◆ YOUR OBJECTIVE
Please transcribe the listing below in full and word for word, without its pictures.

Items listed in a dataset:
* * *
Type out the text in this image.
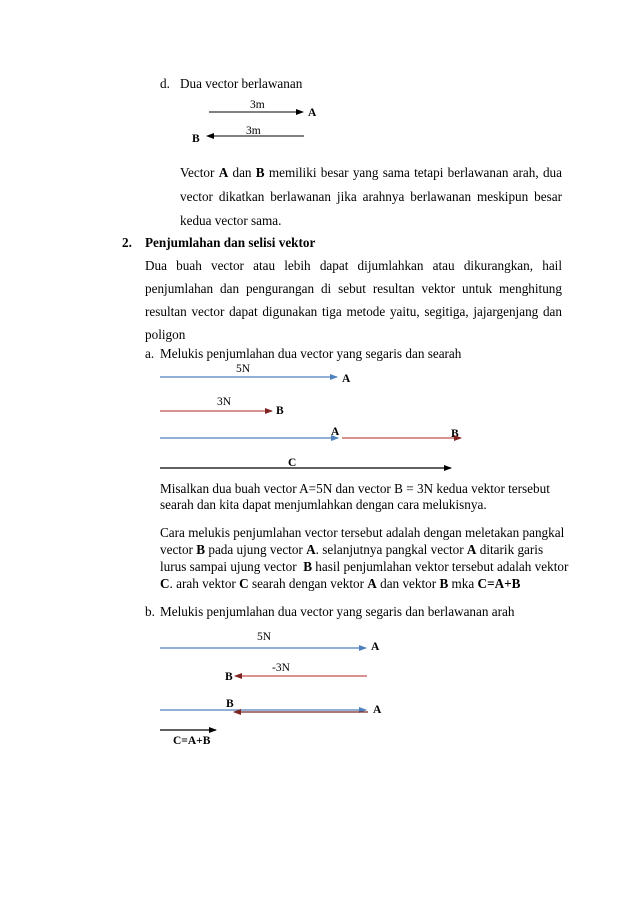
d. Dua vector berlawanan
3m
A
3m
B
Vector A dan B memiliki besar yang sama tetapi berlawanan arah, dua
vector dikatkan berlawanan jika arahnya berlawanan meskipun besar
kedua vector sama.
2. Penjumlahan dan selisi vektor
Dua buah vector atau lebih dapat dijumlahkan atau dikurangkan, hail
penjumlahan dan pengurangan di sebut resultan vektor untuk menghitung
resultan vector dapat digunakan tiga metode yaitu, segitiga, jajargenjang dan
poligon
a. Melukis penjumlahan dua vector yang segaris dan searah
5N
A
3N
B
A	B
C
Misalkan dua buah vector A=5N dan vector B = 3N kedua vektor tersebut
searah dan kita dapat menjumlahkan dengan cara melukisnya.
Cara melukis penjumlahan vector tersebut adalah dengan meletakan pangkal
vector B pada ujung vector A. selanjutnya pangkal vector A ditarik garis
lurus sampai ujung vector  B hasil penjumlahan vektor tersebut adalah vektor
C. arah vektor C searah dengan vektor A dan vektor B mka C=A+B
b. Melukis penjumlahan dua vector yang segaris dan berlawanan arah
5N
A
-3N
B
B	A
C=A+B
* * *
◆ TASK ANSWER
Type out the text in this image.
d. Dua vector berlawanan
3m
A
3m
B
Vector A dan B memiliki besar yang sama tetapi berlawanan arah, dua
vector dikatkan berlawanan jika arahnya berlawanan meskipun besar
kedua vector sama.
2. Penjumlahan dan selisi vektor
Dua buah vector atau lebih dapat dijumlahkan atau dikurangkan, hail
penjumlahan dan pengurangan di sebut resultan vektor untuk menghitung
resultan vector dapat digunakan tiga metode yaitu, segitiga, jajargenjang dan
poligon
a. Melukis penjumlahan dua vector yang segaris dan searah
5N
A
3N
B
A	B
C
Misalkan dua buah vector A=5N dan vector B = 3N kedua vektor tersebut
searah dan kita dapat menjumlahkan dengan cara melukisnya.
Cara melukis penjumlahan vector tersebut adalah dengan meletakan pangkal
vector B pada ujung vector A. selanjutnya pangkal vector A ditarik garis
lurus sampai ujung vector  B hasil penjumlahan vektor tersebut adalah vektor
C. arah vektor C searah dengan vektor A dan vektor B mka C=A+B
b. Melukis penjumlahan dua vector yang segaris dan berlawanan arah
5N
A
-3N
B
B	A
C=A+B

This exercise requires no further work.